__Instruction__: Quote the data below word for word, from the first line up to and including the line with "bar-01-jul[interactable] xyxy=(701,761,732,1071)".

---+---

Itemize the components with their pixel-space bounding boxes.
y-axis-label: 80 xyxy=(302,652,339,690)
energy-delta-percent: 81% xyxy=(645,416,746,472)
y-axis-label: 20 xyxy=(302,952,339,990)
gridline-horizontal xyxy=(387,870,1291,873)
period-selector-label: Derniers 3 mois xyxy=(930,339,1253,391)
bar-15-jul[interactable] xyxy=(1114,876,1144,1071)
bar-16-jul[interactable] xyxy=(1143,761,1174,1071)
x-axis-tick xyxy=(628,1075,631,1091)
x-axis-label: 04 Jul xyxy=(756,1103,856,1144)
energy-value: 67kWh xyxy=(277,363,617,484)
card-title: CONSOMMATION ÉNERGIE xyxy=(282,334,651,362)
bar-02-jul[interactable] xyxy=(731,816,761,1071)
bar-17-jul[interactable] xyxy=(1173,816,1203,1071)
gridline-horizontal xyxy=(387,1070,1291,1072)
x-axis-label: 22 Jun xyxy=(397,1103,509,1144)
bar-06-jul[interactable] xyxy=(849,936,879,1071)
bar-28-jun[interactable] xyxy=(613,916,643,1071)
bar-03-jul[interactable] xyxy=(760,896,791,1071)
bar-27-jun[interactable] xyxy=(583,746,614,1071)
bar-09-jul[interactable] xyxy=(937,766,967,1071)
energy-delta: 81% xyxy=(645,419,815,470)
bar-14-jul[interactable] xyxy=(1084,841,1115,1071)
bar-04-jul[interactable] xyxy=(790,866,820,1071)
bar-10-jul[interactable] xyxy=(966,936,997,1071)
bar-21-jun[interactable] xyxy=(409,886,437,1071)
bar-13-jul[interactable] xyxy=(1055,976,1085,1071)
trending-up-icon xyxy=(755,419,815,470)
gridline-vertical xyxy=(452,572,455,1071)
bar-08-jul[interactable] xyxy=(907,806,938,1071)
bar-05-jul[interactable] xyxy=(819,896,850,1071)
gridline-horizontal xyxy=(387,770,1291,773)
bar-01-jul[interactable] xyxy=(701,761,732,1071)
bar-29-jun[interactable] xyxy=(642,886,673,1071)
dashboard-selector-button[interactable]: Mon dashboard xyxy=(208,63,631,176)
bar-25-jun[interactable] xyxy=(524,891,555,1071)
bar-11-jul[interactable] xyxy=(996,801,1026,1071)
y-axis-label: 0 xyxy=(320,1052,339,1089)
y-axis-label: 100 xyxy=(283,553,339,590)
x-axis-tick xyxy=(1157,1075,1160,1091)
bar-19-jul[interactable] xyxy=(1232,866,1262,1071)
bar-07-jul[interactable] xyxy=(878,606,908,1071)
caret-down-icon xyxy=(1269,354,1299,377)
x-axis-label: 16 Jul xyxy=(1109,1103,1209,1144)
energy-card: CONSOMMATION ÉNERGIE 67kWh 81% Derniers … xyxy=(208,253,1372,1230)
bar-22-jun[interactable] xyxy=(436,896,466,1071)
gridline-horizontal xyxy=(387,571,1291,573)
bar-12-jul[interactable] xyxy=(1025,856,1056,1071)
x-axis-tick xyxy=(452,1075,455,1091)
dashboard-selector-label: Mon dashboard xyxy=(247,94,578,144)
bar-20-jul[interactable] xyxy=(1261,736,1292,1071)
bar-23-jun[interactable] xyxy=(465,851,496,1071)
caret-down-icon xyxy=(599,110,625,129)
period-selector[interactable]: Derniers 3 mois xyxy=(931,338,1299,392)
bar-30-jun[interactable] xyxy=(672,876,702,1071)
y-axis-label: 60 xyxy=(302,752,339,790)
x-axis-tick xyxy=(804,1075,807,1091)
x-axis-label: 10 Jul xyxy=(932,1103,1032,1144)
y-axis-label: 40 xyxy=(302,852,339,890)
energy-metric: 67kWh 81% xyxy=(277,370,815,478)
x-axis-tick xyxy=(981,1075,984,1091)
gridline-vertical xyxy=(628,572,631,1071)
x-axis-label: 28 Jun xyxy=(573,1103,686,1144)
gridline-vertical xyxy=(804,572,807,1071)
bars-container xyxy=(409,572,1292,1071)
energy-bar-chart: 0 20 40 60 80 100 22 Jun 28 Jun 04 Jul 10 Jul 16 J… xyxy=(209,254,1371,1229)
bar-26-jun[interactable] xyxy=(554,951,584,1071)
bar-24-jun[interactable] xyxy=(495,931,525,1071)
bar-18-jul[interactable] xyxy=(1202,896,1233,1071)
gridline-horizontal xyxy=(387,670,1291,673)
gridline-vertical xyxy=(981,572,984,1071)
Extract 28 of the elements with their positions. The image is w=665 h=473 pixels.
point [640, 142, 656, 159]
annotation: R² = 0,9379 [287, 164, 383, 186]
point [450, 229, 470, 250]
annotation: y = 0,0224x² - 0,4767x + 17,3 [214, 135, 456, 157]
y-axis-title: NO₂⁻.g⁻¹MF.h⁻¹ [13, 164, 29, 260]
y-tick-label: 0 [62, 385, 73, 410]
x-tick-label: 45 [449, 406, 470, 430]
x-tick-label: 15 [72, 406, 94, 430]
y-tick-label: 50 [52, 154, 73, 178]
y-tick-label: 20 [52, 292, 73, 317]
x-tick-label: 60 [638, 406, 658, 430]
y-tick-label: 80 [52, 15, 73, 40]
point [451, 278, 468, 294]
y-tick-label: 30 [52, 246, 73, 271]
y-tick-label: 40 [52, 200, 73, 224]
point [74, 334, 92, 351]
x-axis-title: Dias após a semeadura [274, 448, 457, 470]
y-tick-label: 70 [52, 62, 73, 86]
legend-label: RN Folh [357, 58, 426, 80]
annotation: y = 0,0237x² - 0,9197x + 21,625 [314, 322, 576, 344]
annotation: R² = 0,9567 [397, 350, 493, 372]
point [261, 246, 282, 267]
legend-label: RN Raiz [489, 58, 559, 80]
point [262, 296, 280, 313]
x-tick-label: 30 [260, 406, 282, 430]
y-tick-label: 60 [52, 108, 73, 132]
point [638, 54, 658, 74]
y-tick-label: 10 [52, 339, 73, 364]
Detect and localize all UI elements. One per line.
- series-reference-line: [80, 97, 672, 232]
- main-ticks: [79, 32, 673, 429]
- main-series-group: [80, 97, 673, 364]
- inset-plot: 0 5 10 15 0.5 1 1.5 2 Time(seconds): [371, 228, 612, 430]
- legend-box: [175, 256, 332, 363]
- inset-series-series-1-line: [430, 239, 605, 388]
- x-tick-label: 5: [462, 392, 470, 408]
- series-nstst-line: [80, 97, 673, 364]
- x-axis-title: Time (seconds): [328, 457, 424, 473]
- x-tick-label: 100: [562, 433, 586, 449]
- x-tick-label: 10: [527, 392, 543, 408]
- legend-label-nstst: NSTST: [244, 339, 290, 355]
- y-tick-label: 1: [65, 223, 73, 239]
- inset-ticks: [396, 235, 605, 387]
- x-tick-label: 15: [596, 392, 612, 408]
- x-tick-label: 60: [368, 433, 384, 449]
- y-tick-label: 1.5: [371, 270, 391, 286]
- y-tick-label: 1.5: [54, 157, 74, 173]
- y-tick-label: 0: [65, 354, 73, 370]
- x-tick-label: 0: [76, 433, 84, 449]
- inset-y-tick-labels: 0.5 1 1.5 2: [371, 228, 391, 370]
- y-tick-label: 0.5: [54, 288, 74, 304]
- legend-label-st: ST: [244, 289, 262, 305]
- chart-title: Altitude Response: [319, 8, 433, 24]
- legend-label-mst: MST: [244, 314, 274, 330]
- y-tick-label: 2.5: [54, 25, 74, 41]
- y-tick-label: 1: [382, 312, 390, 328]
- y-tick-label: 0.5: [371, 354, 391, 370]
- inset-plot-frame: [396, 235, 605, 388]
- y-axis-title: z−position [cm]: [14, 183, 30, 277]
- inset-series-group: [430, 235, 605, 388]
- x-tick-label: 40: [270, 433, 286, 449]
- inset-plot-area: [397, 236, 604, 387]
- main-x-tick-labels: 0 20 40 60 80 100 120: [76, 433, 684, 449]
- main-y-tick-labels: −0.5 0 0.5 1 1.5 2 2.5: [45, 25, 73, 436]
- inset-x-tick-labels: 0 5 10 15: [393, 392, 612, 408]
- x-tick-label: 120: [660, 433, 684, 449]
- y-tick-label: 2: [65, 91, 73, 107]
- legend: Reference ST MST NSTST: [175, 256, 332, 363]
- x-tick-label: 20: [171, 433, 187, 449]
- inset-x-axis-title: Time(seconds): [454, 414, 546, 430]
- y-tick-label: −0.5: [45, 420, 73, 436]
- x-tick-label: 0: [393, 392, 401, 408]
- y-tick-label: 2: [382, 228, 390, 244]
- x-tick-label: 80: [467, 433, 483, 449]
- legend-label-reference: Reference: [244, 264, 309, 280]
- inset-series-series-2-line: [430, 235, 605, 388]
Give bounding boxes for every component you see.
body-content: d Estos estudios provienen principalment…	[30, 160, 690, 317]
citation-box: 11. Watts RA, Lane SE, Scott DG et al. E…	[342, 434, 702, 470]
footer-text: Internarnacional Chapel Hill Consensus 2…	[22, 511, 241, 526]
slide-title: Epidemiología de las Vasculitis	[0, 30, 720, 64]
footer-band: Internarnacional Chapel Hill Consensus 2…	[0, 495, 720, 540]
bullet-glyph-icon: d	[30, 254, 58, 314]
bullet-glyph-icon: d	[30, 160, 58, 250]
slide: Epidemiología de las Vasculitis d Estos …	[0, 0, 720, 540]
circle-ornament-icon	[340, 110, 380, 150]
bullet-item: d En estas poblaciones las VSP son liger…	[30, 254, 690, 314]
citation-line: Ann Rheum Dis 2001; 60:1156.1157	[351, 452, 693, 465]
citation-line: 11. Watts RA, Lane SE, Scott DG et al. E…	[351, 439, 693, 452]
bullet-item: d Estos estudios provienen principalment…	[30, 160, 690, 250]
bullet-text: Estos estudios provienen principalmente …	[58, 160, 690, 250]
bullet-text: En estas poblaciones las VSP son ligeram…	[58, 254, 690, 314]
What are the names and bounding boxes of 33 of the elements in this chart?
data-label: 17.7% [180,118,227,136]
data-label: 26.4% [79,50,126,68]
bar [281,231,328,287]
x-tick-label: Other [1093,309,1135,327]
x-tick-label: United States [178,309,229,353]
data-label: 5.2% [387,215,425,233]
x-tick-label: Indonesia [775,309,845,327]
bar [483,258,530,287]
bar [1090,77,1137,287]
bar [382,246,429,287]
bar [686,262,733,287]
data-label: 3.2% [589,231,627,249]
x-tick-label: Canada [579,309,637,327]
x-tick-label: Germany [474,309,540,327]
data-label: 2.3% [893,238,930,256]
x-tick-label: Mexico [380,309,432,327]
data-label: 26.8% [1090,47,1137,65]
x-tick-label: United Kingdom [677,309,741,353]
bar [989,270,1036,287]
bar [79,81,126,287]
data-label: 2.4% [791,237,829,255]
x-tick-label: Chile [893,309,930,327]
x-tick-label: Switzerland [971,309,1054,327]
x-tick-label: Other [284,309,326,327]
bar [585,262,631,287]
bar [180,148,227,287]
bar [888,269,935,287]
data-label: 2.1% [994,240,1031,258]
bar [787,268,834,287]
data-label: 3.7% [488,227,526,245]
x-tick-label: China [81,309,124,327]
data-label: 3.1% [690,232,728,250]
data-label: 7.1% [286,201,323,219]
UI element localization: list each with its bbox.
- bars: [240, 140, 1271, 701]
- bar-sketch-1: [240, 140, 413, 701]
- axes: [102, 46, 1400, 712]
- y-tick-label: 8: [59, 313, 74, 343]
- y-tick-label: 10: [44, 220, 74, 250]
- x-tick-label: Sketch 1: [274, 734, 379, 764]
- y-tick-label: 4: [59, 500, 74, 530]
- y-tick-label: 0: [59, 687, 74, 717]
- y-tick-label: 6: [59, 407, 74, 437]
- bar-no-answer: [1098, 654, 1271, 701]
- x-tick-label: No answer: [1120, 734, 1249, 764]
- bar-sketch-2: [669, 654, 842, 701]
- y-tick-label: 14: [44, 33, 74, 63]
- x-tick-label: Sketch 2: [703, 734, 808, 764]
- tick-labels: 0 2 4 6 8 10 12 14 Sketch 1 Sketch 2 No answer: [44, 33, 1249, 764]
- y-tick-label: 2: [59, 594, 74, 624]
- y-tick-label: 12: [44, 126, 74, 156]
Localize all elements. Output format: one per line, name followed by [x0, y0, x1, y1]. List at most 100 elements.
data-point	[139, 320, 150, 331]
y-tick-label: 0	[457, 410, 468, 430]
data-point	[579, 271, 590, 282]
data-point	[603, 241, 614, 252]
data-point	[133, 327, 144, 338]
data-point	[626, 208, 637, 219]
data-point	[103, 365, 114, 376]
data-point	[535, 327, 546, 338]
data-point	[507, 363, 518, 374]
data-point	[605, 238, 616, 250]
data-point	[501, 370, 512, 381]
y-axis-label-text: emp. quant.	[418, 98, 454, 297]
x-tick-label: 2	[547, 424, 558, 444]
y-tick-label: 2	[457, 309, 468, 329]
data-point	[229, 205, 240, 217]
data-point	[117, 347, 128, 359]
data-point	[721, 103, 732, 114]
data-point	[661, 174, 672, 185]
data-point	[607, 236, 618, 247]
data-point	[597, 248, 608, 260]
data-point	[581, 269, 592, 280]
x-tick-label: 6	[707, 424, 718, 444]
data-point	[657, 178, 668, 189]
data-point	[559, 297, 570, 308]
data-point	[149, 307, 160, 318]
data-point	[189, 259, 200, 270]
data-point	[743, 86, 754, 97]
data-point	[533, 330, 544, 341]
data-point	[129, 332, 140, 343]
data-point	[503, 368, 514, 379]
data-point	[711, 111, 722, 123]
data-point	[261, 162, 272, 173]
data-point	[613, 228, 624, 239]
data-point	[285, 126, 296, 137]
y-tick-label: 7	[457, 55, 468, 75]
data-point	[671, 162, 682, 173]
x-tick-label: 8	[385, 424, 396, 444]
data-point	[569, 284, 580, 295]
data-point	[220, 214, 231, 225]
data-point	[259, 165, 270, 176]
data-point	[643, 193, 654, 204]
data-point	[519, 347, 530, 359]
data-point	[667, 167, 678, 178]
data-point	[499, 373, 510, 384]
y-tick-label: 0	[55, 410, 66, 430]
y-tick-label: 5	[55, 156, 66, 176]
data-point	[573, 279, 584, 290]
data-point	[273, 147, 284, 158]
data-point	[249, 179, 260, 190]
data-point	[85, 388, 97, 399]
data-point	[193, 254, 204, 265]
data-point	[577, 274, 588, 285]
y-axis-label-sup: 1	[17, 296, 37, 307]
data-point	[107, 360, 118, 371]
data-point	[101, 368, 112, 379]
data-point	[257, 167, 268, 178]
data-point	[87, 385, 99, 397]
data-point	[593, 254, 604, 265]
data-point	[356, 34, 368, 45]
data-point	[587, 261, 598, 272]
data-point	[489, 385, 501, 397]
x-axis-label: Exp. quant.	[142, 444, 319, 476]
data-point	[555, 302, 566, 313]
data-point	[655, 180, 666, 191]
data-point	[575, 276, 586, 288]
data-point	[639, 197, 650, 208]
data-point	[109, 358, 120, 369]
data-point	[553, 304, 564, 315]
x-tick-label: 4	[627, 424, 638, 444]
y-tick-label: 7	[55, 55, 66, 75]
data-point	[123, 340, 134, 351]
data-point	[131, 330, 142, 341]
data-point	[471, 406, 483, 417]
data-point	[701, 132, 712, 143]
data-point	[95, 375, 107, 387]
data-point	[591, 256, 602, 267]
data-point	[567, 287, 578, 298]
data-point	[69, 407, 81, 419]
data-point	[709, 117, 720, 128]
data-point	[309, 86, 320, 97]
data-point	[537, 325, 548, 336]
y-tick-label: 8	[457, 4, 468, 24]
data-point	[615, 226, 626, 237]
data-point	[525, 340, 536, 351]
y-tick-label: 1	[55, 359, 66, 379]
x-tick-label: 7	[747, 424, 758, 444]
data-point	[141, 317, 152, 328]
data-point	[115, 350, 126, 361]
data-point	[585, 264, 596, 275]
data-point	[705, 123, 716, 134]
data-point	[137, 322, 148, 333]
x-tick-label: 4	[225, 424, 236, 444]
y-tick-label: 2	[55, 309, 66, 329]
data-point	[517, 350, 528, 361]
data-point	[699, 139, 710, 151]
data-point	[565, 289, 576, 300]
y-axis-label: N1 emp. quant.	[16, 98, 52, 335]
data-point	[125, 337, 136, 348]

---+---

__Response for this exercise__:
Itemize the components with their pixel-space bounding boxes.
y-axis-label: 80 xyxy=(302,652,339,690)
energy-delta-percent: 81% xyxy=(645,416,746,472)
y-axis-label: 20 xyxy=(302,952,339,990)
gridline-horizontal xyxy=(387,870,1291,873)
period-selector-label: Derniers 3 mois xyxy=(930,339,1253,391)
bar-15-jul[interactable] xyxy=(1114,876,1144,1071)
bar-16-jul[interactable] xyxy=(1143,761,1174,1071)
x-axis-tick xyxy=(628,1075,631,1091)
x-axis-label: 04 Jul xyxy=(756,1103,856,1144)
energy-value: 67kWh xyxy=(277,363,617,484)
card-title: CONSOMMATION ÉNERGIE xyxy=(282,334,651,362)
bar-02-jul[interactable] xyxy=(731,816,761,1071)
bar-17-jul[interactable] xyxy=(1173,816,1203,1071)
gridline-horizontal xyxy=(387,1070,1291,1072)
x-axis-label: 22 Jun xyxy=(397,1103,509,1144)
bar-06-jul[interactable] xyxy=(849,936,879,1071)
bar-28-jun[interactable] xyxy=(613,916,643,1071)
bar-03-jul[interactable] xyxy=(760,896,791,1071)
bar-27-jun[interactable] xyxy=(583,746,614,1071)
bar-09-jul[interactable] xyxy=(937,766,967,1071)
energy-delta: 81% xyxy=(645,419,815,470)
bar-14-jul[interactable] xyxy=(1084,841,1115,1071)
bar-04-jul[interactable] xyxy=(790,866,820,1071)
bar-10-jul[interactable] xyxy=(966,936,997,1071)
bar-21-jun[interactable] xyxy=(409,886,437,1071)
bar-13-jul[interactable] xyxy=(1055,976,1085,1071)
trending-up-icon xyxy=(755,419,815,470)
gridline-vertical xyxy=(452,572,455,1071)
bar-08-jul[interactable] xyxy=(907,806,938,1071)
bar-05-jul[interactable] xyxy=(819,896,850,1071)
gridline-horizontal xyxy=(387,770,1291,773)
bar-01-jul[interactable] xyxy=(701,761,732,1071)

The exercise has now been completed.